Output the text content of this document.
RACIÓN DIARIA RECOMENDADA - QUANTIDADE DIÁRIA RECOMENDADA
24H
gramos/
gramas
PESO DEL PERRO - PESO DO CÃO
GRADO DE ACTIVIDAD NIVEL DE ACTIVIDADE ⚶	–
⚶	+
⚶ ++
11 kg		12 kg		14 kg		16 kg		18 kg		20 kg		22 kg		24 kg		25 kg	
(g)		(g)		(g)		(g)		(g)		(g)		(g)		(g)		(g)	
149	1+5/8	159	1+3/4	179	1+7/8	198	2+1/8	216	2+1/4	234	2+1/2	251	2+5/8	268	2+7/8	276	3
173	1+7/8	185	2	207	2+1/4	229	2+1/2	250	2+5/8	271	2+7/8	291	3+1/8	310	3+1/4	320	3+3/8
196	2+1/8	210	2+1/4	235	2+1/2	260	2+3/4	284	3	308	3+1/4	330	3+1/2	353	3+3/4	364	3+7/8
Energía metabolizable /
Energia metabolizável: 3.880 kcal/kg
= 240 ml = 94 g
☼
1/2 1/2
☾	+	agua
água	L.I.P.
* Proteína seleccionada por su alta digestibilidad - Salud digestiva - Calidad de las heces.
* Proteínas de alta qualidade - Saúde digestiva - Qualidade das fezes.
□ □ □ □ □ □ □
* _YOUR TASK_:
Write out every entry exactly as given.

* _RESULT OF THE TASK_:
Output the text content of this document.
RACIÓN DIARIA RECOMENDADA - QUANTIDADE DIÁRIA RECOMENDADA
24H
gramos/
gramas
PESO DEL PERRO - PESO DO CÃO
GRADO DE ACTIVIDAD NIVEL DE ACTIVIDADE ⚶	–
⚶	+
⚶ ++
11 kg		12 kg		14 kg		16 kg		18 kg		20 kg		22 kg		24 kg		25 kg	
(g)		(g)		(g)		(g)		(g)		(g)		(g)		(g)		(g)	
149	1+5/8	159	1+3/4	179	1+7/8	198	2+1/8	216	2+1/4	234	2+1/2	251	2+5/8	268	2+7/8	276	3
173	1+7/8	185	2	207	2+1/4	229	2+1/2	250	2+5/8	271	2+7/8	291	3+1/8	310	3+1/4	320	3+3/8
196	2+1/8	210	2+1/4	235	2+1/2	260	2+3/4	284	3	308	3+1/4	330	3+1/2	353	3+3/4	364	3+7/8
Energía metabolizable /
Energia metabolizável: 3.880 kcal/kg
= 240 ml = 94 g
☼
1/2 1/2
☾	+	agua
água	L.I.P.
* Proteína seleccionada por su alta digestibilidad - Salud digestiva - Calidad de las heces.
* Proteínas de alta qualidade - Saúde digestiva - Qualidade das fezes.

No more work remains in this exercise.